- Problem requirements -
From the records below, copy every line that contains the word "thinks".

::::

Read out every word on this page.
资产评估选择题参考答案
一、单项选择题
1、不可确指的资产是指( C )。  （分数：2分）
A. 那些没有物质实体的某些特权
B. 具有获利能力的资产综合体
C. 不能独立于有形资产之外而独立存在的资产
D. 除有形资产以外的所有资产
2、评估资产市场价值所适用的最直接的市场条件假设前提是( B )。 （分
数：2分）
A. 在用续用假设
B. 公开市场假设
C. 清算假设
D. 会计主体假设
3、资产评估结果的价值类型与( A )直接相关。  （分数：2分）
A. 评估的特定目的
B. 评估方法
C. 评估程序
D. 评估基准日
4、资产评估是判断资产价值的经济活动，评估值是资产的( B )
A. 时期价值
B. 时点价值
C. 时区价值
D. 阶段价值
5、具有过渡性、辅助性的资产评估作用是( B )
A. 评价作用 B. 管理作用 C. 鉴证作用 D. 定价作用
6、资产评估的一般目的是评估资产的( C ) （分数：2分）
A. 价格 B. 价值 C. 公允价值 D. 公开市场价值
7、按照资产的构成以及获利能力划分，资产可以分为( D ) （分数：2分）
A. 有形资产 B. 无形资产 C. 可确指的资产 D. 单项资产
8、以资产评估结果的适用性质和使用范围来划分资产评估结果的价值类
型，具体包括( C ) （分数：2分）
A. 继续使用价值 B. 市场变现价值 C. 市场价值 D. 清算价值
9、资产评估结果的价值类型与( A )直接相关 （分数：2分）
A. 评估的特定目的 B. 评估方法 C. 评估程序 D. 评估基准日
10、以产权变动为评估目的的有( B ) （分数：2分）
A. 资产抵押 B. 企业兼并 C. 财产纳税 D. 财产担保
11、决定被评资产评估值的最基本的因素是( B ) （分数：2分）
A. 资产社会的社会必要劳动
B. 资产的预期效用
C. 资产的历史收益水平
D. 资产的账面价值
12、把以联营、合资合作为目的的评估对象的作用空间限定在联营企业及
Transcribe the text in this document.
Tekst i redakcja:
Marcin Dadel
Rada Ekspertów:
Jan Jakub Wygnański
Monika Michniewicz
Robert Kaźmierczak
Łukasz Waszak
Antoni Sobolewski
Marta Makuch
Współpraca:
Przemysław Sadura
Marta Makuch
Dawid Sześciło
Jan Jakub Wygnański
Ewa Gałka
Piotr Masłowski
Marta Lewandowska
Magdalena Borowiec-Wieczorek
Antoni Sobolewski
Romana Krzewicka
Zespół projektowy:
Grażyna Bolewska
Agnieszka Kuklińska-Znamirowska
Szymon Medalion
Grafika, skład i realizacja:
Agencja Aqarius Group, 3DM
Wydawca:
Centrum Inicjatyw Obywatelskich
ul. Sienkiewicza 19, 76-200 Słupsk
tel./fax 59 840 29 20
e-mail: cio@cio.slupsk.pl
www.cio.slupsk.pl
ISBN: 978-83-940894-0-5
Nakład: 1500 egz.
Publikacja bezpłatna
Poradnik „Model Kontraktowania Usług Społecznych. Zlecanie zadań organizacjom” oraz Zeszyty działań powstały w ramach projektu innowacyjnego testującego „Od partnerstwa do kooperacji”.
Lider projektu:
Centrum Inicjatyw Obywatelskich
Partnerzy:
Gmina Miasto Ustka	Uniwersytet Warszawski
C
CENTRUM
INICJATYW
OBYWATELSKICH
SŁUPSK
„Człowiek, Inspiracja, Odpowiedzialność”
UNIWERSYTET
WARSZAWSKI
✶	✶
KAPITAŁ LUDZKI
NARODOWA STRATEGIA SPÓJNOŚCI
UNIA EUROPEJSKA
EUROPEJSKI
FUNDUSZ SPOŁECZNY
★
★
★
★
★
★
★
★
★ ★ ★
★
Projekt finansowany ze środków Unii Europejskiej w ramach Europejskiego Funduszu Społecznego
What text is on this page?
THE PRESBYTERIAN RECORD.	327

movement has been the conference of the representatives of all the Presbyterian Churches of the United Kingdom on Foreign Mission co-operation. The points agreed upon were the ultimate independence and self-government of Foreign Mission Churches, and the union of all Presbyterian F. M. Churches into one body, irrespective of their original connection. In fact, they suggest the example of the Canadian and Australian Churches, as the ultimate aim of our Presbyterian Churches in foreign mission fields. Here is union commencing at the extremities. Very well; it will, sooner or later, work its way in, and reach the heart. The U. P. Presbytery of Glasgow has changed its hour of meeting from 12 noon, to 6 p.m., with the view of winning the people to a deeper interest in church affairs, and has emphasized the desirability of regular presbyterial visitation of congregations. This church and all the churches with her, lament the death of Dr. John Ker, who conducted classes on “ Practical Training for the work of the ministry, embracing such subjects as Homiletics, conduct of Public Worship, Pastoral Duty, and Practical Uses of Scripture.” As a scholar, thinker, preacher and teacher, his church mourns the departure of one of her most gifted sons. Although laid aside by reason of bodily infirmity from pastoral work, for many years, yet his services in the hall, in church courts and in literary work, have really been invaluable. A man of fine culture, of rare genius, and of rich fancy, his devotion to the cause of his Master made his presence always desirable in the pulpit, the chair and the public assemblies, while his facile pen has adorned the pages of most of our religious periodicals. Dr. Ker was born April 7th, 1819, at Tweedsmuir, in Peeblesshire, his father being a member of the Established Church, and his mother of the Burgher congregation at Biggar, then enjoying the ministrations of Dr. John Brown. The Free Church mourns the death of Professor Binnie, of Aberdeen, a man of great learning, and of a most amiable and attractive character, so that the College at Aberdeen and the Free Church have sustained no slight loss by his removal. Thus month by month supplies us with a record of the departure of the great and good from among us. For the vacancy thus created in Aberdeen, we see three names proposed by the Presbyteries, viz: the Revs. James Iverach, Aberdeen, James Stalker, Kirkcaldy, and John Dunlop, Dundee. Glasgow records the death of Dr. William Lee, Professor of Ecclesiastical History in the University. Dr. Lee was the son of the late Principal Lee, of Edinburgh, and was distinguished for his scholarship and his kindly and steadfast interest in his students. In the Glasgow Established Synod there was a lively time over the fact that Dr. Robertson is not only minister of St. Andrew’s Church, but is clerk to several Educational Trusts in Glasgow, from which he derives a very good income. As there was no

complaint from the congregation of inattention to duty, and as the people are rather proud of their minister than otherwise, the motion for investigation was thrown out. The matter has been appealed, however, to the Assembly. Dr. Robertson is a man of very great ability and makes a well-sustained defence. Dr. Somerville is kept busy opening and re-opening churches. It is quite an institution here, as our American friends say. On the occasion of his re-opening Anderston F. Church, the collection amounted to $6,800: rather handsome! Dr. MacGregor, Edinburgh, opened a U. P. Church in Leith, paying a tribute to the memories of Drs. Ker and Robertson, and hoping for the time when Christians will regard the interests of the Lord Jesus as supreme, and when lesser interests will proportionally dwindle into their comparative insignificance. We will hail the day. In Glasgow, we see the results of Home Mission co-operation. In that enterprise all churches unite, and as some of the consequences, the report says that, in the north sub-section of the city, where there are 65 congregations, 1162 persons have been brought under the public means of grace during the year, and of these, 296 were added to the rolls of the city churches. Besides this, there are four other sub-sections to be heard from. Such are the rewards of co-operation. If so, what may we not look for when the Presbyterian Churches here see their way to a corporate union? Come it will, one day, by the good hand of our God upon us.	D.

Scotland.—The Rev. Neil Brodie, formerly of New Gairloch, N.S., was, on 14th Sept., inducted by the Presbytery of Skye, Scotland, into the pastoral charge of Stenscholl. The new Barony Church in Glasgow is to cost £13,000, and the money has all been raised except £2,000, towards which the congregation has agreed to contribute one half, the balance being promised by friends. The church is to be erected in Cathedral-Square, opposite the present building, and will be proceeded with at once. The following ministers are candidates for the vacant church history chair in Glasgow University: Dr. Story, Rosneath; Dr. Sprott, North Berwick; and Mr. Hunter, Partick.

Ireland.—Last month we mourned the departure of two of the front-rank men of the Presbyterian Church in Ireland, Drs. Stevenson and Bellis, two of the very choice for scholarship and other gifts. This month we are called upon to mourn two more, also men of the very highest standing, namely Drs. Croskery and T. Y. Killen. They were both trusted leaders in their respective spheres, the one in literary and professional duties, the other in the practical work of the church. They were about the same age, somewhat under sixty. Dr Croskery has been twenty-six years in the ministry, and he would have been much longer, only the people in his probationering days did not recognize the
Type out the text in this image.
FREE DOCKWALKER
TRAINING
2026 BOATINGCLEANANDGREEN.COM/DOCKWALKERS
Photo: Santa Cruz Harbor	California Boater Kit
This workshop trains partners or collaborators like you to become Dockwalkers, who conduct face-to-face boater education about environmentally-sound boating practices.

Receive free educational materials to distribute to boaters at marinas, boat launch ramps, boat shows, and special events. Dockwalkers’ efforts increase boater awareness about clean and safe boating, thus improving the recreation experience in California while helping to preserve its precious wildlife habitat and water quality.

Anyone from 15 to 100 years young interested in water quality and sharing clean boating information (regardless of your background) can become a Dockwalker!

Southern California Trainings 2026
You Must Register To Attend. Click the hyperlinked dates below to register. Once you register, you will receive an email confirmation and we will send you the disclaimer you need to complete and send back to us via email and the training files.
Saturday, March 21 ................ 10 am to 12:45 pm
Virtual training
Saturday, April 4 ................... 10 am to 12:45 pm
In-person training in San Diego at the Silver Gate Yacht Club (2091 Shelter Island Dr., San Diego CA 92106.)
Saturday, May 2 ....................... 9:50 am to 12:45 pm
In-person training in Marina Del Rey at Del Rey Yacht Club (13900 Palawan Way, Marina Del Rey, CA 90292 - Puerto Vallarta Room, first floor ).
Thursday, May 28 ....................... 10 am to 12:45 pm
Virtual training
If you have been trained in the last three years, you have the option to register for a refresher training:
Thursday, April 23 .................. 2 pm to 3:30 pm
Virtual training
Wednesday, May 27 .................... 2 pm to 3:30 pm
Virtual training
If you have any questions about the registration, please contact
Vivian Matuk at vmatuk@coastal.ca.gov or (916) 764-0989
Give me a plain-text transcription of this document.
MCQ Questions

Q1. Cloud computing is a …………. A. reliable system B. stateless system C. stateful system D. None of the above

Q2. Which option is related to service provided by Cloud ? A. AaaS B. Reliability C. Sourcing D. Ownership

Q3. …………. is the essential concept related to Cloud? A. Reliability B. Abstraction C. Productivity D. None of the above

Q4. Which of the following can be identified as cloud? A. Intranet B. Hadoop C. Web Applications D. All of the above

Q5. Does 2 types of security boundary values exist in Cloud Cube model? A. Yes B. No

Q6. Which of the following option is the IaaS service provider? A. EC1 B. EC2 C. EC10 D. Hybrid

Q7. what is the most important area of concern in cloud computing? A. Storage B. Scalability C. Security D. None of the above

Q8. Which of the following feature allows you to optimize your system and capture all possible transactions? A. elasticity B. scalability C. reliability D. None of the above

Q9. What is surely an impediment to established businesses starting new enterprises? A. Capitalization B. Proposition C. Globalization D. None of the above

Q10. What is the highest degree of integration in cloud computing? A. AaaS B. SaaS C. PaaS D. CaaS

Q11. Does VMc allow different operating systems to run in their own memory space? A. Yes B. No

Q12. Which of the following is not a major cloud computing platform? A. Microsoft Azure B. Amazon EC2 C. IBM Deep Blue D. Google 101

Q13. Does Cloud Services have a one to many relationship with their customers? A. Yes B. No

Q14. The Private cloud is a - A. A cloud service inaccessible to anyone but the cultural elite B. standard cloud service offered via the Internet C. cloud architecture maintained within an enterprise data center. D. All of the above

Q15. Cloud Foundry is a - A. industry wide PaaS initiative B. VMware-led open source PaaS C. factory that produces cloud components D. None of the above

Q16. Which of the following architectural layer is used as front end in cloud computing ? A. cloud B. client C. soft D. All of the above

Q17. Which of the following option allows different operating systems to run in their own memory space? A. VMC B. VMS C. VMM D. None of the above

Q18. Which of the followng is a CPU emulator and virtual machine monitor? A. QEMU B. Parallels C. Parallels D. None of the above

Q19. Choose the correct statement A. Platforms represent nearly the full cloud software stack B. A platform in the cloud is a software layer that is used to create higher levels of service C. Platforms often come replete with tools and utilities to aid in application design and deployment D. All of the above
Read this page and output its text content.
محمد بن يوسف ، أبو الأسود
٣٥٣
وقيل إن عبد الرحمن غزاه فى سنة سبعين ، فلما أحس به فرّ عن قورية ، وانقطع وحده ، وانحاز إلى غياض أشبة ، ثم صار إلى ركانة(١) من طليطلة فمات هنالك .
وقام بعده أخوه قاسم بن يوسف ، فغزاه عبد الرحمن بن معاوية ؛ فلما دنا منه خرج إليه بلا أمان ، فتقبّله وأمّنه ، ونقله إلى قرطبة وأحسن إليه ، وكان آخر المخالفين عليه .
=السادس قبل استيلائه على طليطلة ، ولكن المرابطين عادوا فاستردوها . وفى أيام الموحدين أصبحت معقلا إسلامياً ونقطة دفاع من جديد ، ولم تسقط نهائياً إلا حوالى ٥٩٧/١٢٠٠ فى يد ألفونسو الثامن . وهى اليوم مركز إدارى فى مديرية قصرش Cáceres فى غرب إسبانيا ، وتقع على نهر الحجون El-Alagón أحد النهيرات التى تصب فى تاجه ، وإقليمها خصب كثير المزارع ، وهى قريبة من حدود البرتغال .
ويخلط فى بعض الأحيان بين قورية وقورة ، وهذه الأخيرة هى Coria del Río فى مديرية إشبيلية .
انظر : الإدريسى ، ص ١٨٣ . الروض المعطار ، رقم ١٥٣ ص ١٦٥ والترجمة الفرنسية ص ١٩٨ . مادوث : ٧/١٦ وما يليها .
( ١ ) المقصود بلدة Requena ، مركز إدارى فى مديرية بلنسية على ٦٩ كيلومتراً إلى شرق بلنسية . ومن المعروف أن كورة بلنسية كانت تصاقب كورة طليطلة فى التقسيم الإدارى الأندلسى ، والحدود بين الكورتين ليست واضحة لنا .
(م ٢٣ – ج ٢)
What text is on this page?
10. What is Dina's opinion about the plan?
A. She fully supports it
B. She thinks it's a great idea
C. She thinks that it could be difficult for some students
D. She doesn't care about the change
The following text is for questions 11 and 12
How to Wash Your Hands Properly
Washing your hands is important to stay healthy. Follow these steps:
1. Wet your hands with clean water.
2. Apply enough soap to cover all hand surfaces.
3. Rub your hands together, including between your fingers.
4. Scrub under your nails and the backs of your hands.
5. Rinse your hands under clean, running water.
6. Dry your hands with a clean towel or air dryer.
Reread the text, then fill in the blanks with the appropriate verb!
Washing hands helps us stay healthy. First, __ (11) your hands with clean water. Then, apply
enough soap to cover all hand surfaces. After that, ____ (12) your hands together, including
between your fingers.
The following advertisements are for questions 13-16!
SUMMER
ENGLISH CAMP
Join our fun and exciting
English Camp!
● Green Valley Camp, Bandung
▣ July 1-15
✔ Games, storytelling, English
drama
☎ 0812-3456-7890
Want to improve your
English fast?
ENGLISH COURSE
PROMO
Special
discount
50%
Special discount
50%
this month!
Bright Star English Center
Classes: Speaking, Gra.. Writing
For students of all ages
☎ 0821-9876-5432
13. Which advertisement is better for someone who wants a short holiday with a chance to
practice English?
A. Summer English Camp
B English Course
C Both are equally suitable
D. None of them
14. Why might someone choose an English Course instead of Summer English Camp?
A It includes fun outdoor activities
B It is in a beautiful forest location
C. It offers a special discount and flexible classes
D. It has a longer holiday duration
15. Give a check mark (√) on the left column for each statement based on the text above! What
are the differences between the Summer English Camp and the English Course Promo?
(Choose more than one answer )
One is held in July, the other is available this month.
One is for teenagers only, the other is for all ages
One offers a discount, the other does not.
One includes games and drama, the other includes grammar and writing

::::

- Correct result -
B. She thinks it's a great idea
C. She thinks that it could be difficult for some students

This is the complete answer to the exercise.